§ **WHAT IS BEING ASKED**
Lift every line from the entries that includes the word "wspólnie".

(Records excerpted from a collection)

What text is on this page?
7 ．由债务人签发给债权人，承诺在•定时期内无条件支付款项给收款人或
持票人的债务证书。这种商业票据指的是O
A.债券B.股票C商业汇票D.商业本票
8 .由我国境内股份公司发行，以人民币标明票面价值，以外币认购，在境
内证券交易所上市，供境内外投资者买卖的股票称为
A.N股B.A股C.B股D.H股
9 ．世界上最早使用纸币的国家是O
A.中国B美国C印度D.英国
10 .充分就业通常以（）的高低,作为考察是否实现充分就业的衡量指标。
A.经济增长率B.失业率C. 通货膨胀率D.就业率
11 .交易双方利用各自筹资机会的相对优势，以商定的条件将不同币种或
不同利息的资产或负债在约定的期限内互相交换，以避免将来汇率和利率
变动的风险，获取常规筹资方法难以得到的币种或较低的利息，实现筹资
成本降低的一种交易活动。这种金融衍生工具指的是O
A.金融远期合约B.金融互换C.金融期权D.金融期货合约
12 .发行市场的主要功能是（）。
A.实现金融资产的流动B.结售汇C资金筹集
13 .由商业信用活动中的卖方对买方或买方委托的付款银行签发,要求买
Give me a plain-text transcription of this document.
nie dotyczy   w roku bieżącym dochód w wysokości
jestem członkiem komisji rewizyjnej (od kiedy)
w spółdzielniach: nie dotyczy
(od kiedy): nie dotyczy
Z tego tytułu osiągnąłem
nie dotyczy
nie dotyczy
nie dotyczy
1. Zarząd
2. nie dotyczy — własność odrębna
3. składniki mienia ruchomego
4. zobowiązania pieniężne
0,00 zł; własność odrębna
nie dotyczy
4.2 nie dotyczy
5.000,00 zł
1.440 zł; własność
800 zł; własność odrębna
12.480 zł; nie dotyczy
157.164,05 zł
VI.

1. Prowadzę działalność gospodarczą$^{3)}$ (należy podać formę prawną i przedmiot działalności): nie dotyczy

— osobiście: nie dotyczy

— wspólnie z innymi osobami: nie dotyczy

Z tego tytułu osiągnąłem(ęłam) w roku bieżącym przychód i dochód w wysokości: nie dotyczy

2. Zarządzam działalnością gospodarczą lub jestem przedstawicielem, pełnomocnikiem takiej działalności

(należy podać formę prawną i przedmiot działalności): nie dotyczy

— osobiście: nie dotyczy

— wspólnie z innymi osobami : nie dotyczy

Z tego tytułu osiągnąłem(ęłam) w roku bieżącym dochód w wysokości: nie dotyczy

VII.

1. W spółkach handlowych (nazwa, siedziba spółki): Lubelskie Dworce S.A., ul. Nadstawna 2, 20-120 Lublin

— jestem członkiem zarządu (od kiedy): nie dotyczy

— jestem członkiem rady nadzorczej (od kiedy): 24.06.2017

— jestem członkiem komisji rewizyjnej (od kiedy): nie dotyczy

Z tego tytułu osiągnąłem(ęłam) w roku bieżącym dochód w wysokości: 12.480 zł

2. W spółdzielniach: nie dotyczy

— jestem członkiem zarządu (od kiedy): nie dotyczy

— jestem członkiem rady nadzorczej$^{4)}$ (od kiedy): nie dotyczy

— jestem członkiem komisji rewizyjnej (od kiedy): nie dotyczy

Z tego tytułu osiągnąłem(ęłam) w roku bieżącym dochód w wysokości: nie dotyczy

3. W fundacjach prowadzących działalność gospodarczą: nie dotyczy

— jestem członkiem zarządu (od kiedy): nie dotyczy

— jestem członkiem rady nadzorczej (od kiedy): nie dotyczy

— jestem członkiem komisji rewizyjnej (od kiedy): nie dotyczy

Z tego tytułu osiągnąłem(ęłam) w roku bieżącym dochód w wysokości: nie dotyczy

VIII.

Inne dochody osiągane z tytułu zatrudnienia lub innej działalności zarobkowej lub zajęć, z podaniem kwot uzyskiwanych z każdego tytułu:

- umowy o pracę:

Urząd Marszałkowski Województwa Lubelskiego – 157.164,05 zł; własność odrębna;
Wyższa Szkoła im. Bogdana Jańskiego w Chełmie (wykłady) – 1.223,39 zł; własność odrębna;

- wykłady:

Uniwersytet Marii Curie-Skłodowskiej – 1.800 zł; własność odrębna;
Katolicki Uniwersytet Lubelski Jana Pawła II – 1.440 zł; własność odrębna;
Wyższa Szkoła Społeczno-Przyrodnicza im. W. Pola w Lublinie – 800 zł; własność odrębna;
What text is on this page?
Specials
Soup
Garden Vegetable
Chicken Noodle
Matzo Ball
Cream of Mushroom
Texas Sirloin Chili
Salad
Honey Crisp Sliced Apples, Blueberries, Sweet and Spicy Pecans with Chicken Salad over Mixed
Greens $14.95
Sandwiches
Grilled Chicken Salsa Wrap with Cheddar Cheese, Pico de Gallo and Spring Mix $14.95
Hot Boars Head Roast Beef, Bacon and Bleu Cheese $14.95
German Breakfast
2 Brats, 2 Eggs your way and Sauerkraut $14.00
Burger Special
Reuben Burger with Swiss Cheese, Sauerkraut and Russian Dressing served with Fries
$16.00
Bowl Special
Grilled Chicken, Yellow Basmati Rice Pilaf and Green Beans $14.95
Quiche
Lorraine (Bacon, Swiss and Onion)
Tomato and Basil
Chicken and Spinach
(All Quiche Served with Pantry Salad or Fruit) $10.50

§ **ANSWER FOR THIS EXERCISE**
— wspólnie z innymi osobami: nie dotyczy
— wspólnie z innymi osobami : nie dotyczy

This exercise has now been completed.